→ JOBS:
1 – In the accounting and finance program description, which field is named as the source of the recent psychological biases that participants will examine?
2 – Continue the accounting and finance program outline from the point where it stops.

This program equips executives with a general understanding of accounting and financial principles as they relate to organizations' operations and decision-making processes. It also prepares financial analysts and investors with a general understanding of the valuation content and limitations of financial statement information.

Starting with a review of financial data in a company's annual report and accounting statements, participants will gain a well-rounded understanding of how basic accounting information may be used in communicating with financial managers, as well as to assess a firm's future prospects and value. The remaining time will be spent covering finance principles relevant to leaders whose primary job responsibilities are outside of the finance function with implications for project decisions, corporate structure and performance measurement. This will involve examining how project choice maps to various financial metrics and highlighting common pitfalls in this process, such as recent psychological biases described in the field of Behavioral Finance.

Program Takeaways

  • Financial Report Analysis – Analyze a firm's annual reports and statements to interpret the data for use in the organization and to assess a firm's future prospects and value
  • Improved Decision Making – Evaluate concerns related to the acquisition/investment decisions of the organization and their funding
  • Improved Decision Making – Evaluate concerns related to the acquisition/investment decisions of the organization and their funding


Day 1

Session 1: Introduction to Accounting

  • What do financial accountants do?
  • The annual report

Session 2: The Balance Sheet

  • Presentation of assets on the balance sheet
  • Valuation of assets
  • Presentation and valuation of liabilities

Session 3: The Balance Sheet (continued)

→ DATA:
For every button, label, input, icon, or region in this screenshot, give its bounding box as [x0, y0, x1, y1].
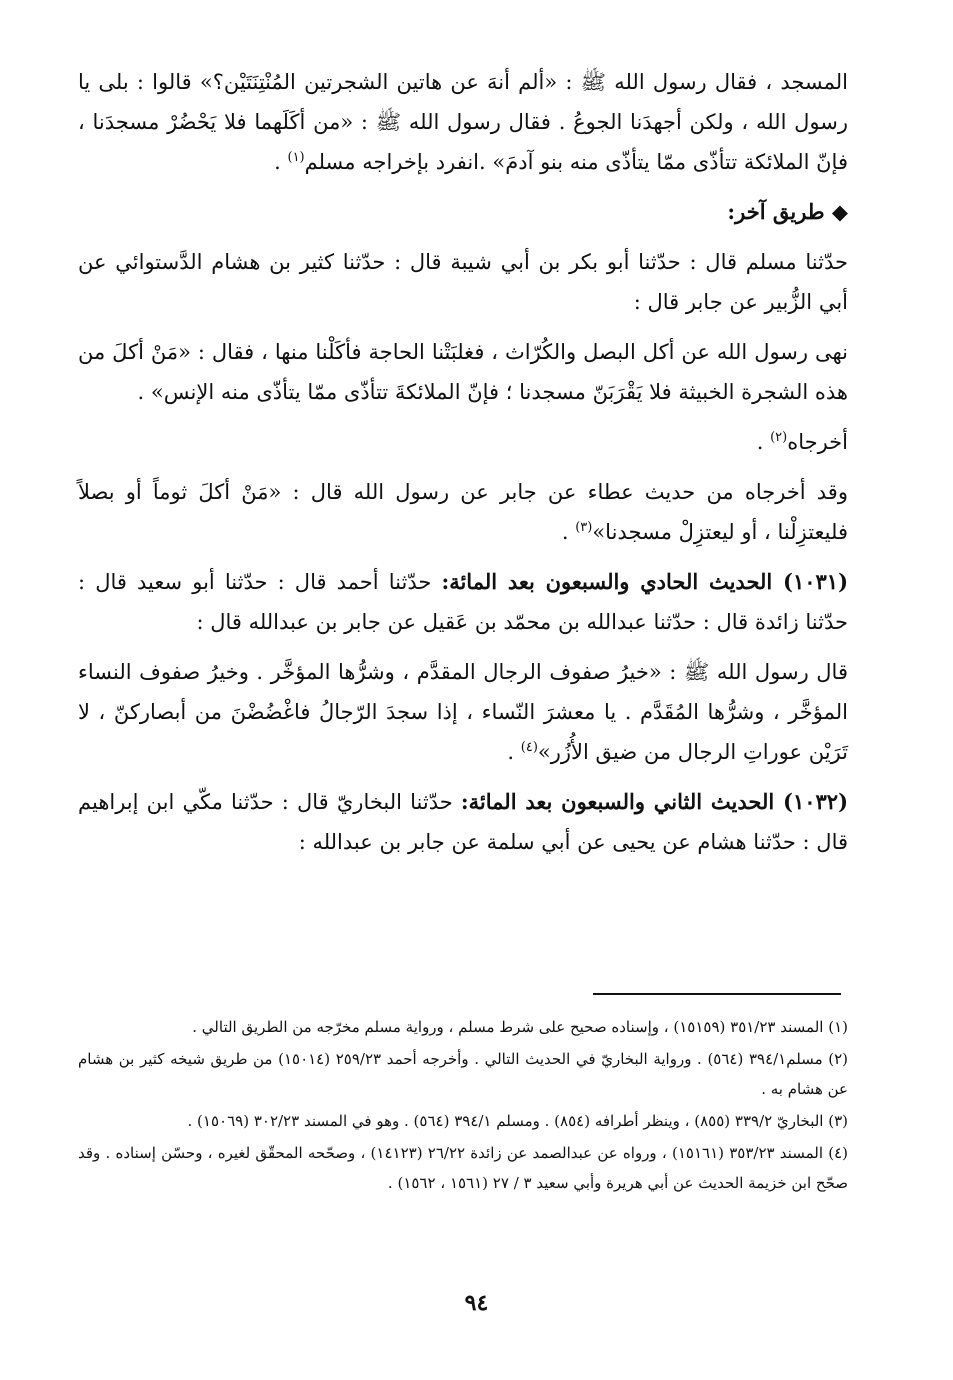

→ OUTPUTS IN ORDER:
1 – Behavioral Finance.

2 –
  • Off balance sheet financing
  • "Cookie jar" reserves
  • Fundamental analysis based on balance sheet information assessing a firm's riskiness

Session 4: The Income Statement

  • Presentation of the income statement
  • Revenue and expense recognition
  • Accrual accounting
  • Capitalization versus expensing

Day 1 Conclusion and Evaluations

Day 2

Session 5: Introduction to Corporate Finance and Value-based Principles

  • Description of areas of Corporate Finance: Valuation, Financial Structure, and Acquisitions
  • Observe how business decisions map to financial performance measures, such as profit/loss
  • Measure performance through a host of metrics including: return on investment, value-added and share price

Session 6: Value-based Principles for Generating and Measuring Performance

  • Value a project strategy and its impact on operational decision making
  • Observe how business decisions map to financial performance measures
  • Measure performance through various metrics including: return on investment, NPV and share price

Session 7: Case Discussion to Apply Valuation for a Corporate Investment

  • Financial Measurement and Incentive Issues in a Corporation
  • Determine project value and attractive investment decisions
  • Case Analysis: Gulf Oil
  • Group discussion

Day 2 Conclusion and Evaluations

Day 3

Session 8: The Income Statement (Continued)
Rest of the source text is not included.